- [Records for the task]:

[Begin]

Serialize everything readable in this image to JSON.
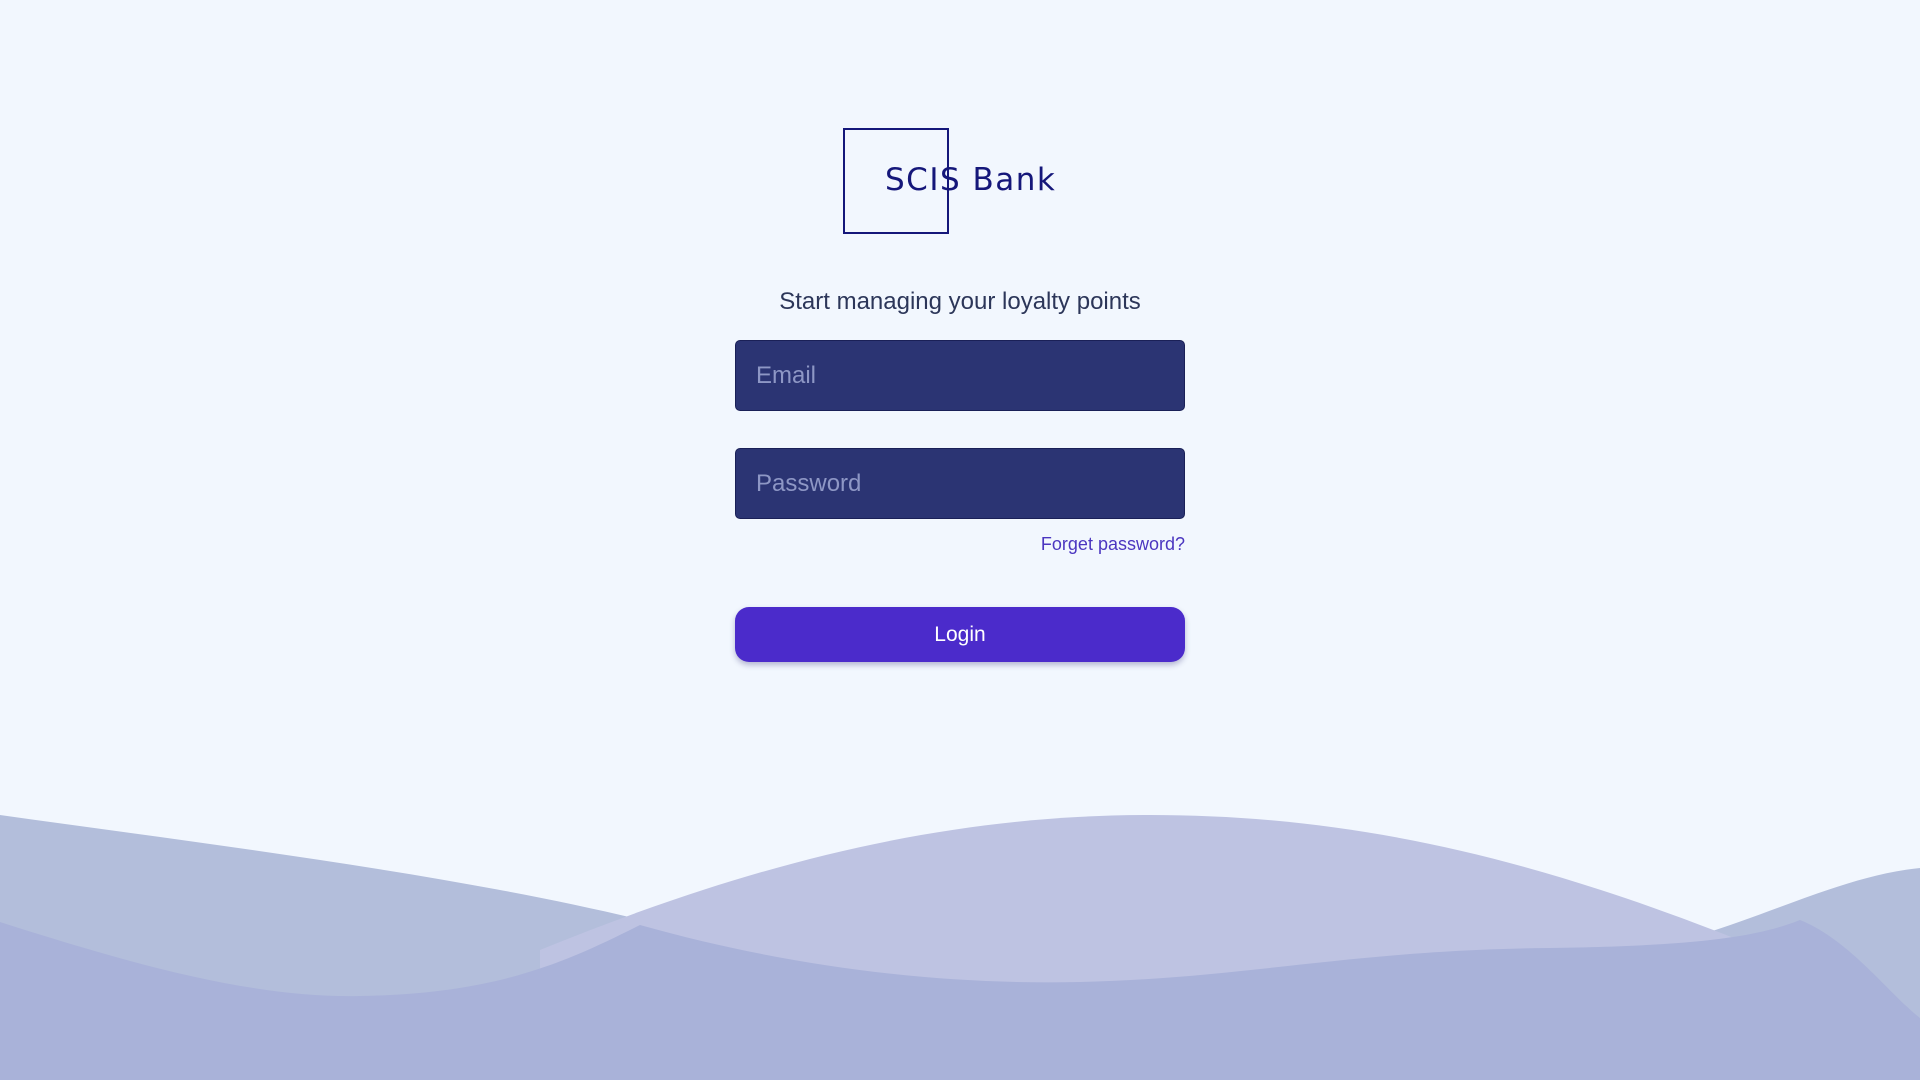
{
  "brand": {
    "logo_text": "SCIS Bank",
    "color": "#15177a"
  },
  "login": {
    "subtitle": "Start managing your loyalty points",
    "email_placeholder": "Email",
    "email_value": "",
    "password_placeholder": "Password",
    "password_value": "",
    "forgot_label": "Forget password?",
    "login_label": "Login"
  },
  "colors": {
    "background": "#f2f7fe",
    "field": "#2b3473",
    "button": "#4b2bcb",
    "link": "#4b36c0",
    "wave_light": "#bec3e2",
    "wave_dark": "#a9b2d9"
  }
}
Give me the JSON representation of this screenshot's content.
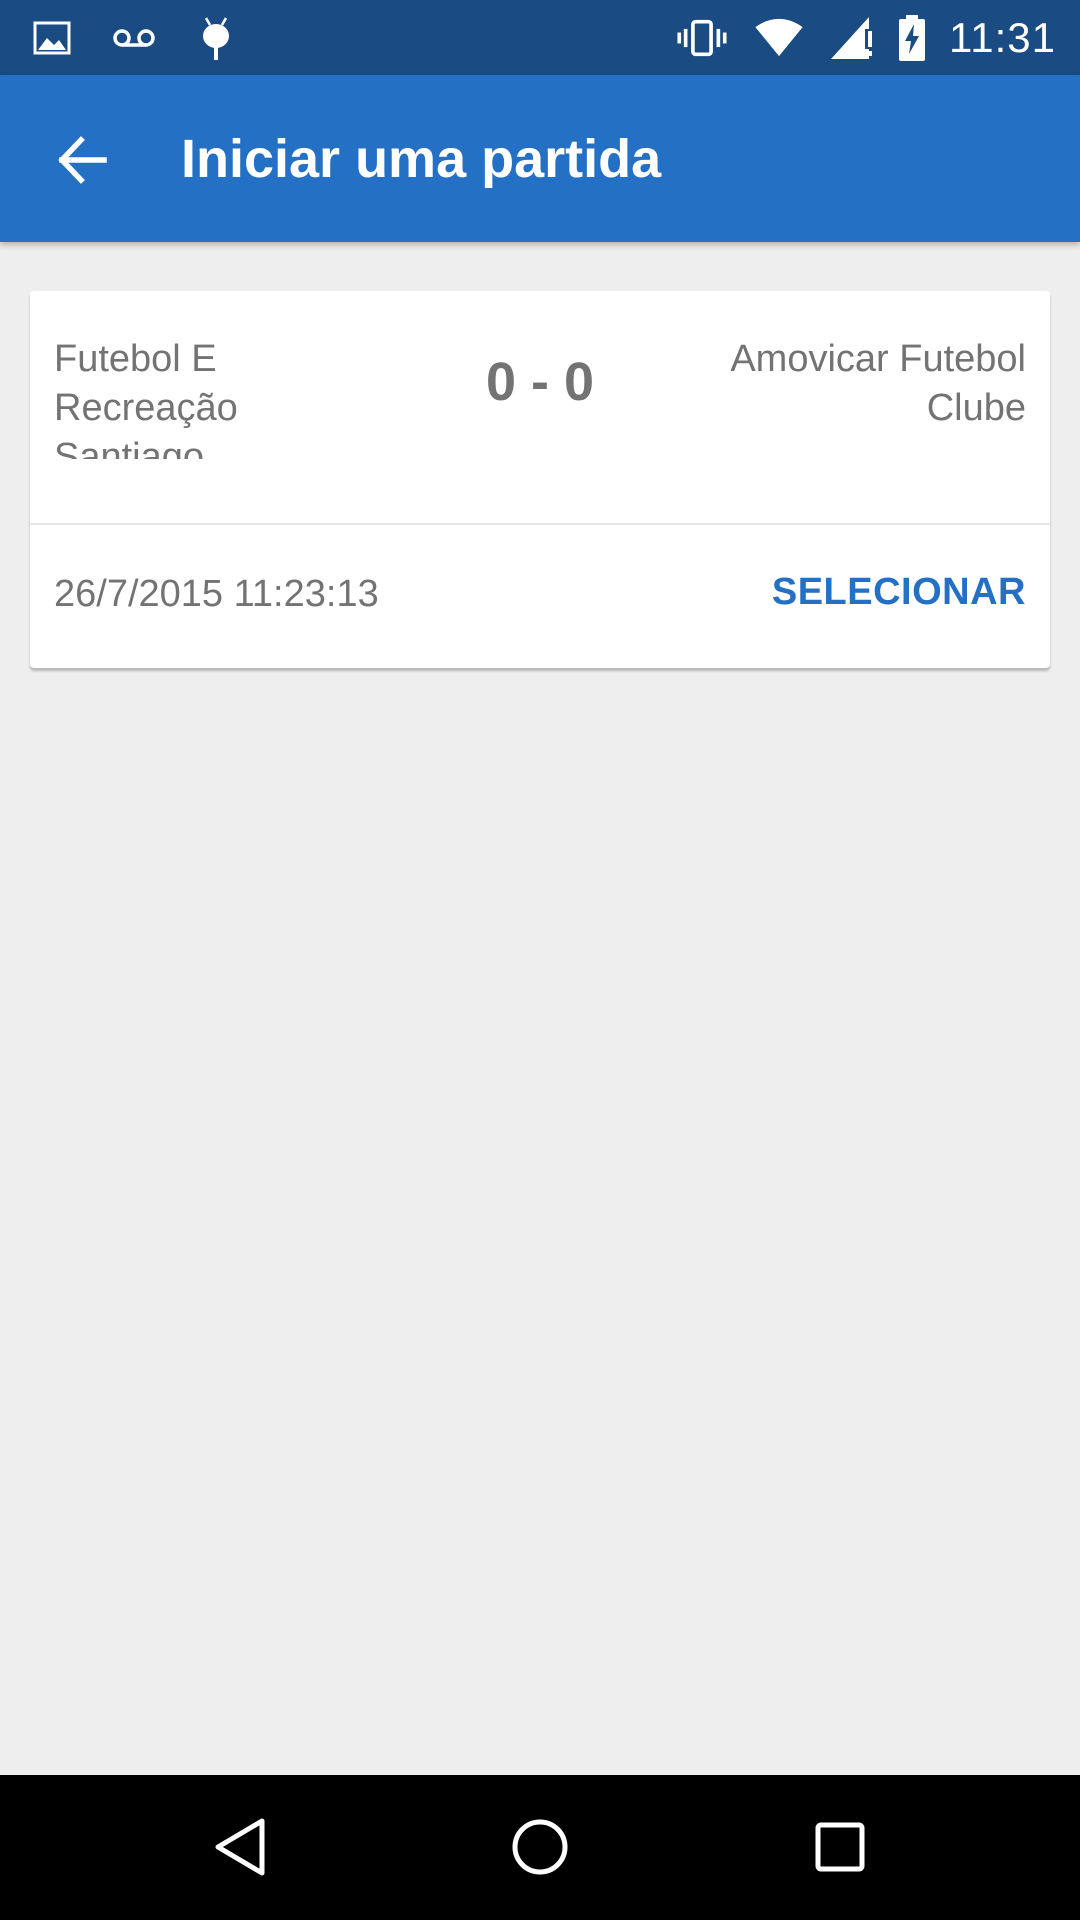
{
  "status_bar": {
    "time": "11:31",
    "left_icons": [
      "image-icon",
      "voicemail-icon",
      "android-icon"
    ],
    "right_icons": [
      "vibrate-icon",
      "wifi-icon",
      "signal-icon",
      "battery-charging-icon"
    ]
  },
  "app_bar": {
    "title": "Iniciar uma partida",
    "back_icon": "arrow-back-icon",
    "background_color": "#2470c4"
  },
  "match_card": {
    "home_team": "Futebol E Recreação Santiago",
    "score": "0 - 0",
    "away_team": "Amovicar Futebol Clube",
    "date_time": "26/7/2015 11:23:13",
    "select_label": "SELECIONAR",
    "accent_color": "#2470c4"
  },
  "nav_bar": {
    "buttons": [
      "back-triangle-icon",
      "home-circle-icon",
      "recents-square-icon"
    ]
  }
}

[End]
[Begin]

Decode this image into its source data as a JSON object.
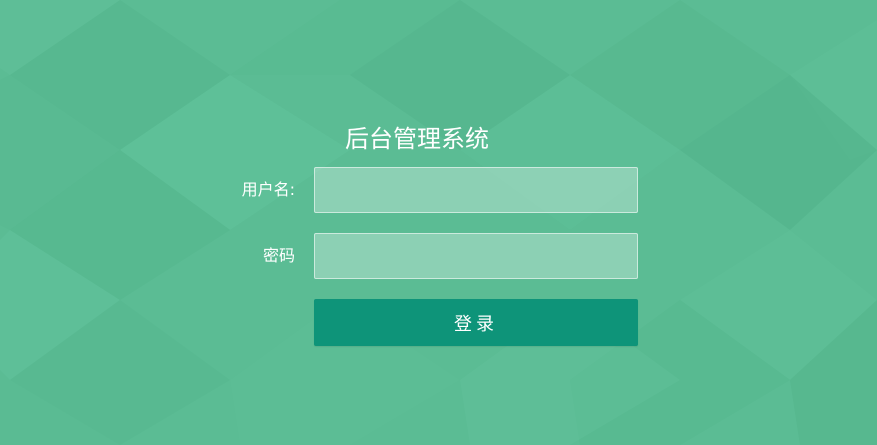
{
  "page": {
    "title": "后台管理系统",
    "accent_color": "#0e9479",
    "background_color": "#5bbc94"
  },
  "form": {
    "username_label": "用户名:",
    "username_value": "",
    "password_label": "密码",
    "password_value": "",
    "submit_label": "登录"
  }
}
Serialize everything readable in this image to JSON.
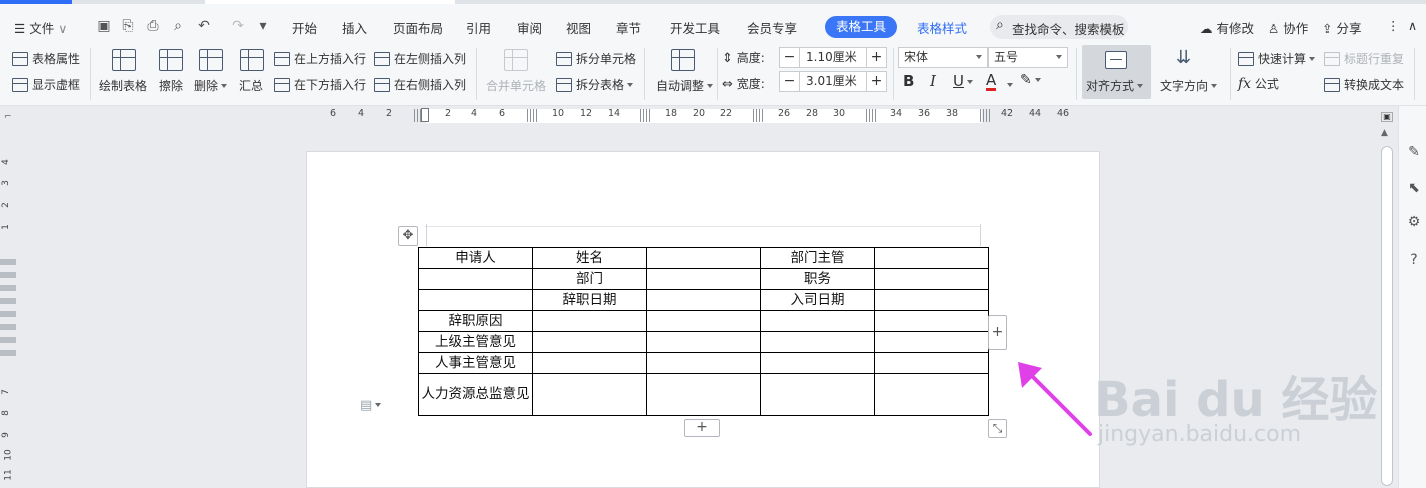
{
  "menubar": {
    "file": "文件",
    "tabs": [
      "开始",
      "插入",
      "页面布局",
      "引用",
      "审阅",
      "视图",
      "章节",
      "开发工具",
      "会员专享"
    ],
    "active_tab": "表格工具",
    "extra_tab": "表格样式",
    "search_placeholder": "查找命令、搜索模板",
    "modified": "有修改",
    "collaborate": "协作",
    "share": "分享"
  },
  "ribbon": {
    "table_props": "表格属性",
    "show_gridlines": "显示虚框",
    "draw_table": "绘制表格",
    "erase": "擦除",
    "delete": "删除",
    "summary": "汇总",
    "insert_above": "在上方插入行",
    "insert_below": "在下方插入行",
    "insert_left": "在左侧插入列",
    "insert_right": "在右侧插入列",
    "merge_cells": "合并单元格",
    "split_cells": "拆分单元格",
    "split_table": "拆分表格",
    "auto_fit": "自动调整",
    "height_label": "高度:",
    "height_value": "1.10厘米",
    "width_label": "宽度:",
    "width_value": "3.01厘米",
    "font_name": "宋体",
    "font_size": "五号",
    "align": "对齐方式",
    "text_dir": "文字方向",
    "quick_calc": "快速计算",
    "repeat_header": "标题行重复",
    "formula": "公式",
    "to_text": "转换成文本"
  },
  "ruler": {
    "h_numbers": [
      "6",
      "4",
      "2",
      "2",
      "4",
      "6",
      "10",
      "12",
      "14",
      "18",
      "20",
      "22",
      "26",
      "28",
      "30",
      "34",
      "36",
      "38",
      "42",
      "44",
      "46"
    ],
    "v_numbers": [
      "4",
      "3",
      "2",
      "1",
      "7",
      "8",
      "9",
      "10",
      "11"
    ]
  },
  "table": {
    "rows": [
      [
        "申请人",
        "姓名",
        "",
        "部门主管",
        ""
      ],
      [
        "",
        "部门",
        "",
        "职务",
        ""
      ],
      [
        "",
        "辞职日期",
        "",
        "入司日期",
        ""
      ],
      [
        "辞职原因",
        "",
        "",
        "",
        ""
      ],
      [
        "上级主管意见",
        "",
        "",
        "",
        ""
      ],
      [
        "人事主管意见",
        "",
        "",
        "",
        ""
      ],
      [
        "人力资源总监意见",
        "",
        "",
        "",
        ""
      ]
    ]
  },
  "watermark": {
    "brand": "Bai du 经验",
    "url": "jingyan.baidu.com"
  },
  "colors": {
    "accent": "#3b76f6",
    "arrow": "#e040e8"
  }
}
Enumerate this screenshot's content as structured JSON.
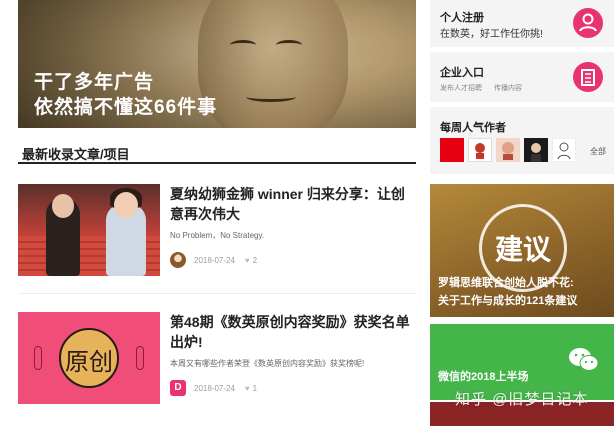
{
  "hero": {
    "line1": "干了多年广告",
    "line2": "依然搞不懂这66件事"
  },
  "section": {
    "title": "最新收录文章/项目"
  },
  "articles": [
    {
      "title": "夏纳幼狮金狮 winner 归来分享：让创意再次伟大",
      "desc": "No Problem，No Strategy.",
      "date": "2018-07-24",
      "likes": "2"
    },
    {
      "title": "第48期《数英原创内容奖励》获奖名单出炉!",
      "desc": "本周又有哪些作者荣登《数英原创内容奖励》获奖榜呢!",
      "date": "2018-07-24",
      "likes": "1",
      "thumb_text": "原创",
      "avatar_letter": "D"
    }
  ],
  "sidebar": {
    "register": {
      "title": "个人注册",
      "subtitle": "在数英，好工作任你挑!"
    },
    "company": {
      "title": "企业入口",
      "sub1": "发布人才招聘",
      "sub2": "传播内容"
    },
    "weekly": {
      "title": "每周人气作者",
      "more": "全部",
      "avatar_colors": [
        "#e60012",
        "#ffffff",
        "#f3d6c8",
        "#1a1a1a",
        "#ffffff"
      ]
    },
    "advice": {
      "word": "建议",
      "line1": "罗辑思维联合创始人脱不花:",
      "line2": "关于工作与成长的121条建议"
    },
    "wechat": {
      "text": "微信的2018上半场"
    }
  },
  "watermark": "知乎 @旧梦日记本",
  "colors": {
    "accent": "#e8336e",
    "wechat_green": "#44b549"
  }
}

[End]

- [What the task asks]: Find the lines above that include the string "desc" and copy them.

- [Expected answer]:
      "desc": "No Problem，No Strategy.",
      "desc": "本周又有哪些作者荣登《数英原创内容奖励》获奖榜呢!",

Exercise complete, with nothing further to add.